-- What you will do --
1 - In the text on fundamental and technical analysis, list the sound company fundamentals that point 1 gives as examples.
2 - From the text on fundamental and technical analysis, extract the passage that opens with the words containing "2. While F.A." and closes with "a resounding yes.".

-- Document text --
───
I've been a student of the markets for a few years now and, like you, I asked the same question early on. I arrived at some simple conclusions quite quickly and some subsequent conclusions that I am still trying to get to grips with.The 'simple' conclusions are as follows:

1. My introduction to trading came via SIGNet (Serious Investors Group Network) WWW.signet.org.uk - the local group of which holds meetings once a month. Historically, the focus is very much from a fundamental perspective. Indeed, one member, for whom I have huge admiration, is a brilliant fundamental analyst and can 'dissect' a company report in a way that would bring tears to the eyes of any C.E.O. He's a LTBH (long term buy and hold) investor with over 50 years experience and boasts a track record that in percentage terms at least, knocks spots off Warren Buffet. No mean feat. Having said that, he still struggles to come to terms with something I learned very early on. Namely, just because a company has sound fundamentals - a full order book, fantastic growth, great management, zero debt etc, etc, it doesn't necessarily follow that its share price will rise. (I should add: 'in the short term'. I believe that in the medium to long term - a year +, that share prices of fundamentally strong stocks are likely to rise and that their relatively weak counterparts will drift sideways or drop down.)

2. While F.A. may be of great value to the LTBH investor, it is in all probability not the best tool for making entry and exit decisions for the short term trader. So, if you don't use F.A. for this purpose, then you must look to technical analysis. If, when you ask whether or not T.A. 'works' you really mean 'will I make money trading head and shoulder patterns with xyz instrument(s) - then the answer is probably a resounding no. If, on the other hand, you mean 'do price charts of xyz instrument(s) contain all the relevant information upon which a profitable trade may be made' - then I believe the answer is a resounding yes.
───
Dataset records:
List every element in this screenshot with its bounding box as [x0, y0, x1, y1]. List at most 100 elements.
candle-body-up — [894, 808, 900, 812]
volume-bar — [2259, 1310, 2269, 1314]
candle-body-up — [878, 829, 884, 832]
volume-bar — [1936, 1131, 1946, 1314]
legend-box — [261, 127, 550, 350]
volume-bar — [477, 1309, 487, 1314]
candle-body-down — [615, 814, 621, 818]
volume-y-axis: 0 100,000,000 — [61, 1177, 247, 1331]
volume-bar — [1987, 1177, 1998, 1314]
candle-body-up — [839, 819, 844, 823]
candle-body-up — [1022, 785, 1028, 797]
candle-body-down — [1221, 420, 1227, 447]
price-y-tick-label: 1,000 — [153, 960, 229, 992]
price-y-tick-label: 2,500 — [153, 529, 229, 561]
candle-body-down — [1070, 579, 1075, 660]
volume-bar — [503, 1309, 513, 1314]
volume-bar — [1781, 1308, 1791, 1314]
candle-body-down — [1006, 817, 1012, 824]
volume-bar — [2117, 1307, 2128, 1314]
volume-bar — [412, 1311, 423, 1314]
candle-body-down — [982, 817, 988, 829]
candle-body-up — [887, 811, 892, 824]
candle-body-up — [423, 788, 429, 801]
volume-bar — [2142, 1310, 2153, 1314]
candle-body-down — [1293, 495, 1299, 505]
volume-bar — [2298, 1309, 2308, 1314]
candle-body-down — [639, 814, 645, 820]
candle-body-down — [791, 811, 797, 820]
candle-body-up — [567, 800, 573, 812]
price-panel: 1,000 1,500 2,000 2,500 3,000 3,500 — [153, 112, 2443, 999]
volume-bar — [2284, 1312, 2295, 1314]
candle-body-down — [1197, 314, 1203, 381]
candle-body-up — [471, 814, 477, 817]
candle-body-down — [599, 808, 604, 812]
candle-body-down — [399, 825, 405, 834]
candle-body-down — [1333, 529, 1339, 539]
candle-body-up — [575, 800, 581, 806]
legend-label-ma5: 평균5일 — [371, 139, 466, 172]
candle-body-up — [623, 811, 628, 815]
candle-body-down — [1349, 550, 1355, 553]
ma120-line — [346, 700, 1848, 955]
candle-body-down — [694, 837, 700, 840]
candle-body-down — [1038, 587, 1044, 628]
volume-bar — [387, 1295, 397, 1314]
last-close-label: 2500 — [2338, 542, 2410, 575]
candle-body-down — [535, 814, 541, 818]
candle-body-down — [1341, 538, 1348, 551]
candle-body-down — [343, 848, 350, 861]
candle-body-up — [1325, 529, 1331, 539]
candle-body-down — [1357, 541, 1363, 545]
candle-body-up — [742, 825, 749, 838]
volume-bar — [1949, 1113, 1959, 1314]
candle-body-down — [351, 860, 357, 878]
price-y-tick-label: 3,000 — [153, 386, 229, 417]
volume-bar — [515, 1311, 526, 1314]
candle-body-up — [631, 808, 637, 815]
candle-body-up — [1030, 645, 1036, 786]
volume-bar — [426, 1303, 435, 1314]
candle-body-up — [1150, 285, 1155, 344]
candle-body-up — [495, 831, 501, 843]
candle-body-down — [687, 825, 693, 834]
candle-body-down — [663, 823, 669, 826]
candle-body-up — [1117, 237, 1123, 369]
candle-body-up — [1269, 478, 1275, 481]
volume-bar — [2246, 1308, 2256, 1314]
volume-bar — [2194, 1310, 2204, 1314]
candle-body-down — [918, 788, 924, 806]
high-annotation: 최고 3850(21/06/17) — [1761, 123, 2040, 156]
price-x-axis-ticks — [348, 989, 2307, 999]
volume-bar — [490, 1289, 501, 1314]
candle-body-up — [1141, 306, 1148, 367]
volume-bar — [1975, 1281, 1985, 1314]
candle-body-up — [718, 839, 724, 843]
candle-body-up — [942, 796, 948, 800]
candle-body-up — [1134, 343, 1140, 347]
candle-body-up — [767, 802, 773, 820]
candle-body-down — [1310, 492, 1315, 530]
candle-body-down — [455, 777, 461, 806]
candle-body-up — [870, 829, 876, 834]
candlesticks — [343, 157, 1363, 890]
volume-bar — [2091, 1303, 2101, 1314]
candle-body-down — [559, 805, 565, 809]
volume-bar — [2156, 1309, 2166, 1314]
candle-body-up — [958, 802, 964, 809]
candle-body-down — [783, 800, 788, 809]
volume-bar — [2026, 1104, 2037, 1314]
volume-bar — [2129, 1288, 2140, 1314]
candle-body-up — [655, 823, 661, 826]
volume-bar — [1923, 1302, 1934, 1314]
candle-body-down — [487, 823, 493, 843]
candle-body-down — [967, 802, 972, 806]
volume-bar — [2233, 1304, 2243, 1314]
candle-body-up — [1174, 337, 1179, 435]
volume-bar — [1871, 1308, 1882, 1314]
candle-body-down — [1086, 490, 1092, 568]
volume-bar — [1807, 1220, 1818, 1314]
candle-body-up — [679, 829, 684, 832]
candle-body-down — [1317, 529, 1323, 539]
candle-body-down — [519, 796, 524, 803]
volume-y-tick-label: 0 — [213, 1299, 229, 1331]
───
-- Set of answers --
1 -
- a full order book
- fantastic growth
- great management
- zero debt

2 -
2. While F.A. may be of great value to the LTBH investor, it is in all probability not the best tool for making entry and exit decisions for the short term trader. So, if you don't use F.A. for this purpose, then you must look to technical analysis. If, when you ask whether or not T.A. 'works' you really mean 'will I make money trading head and shoulder patterns with xyz instrument(s) - then the answer is probably a resounding no. If, on the other hand, you mean 'do price charts of xyz instrument(s) contain all the relevant information upon which a profitable trade may be made' - then I believe the answer is a resounding yes.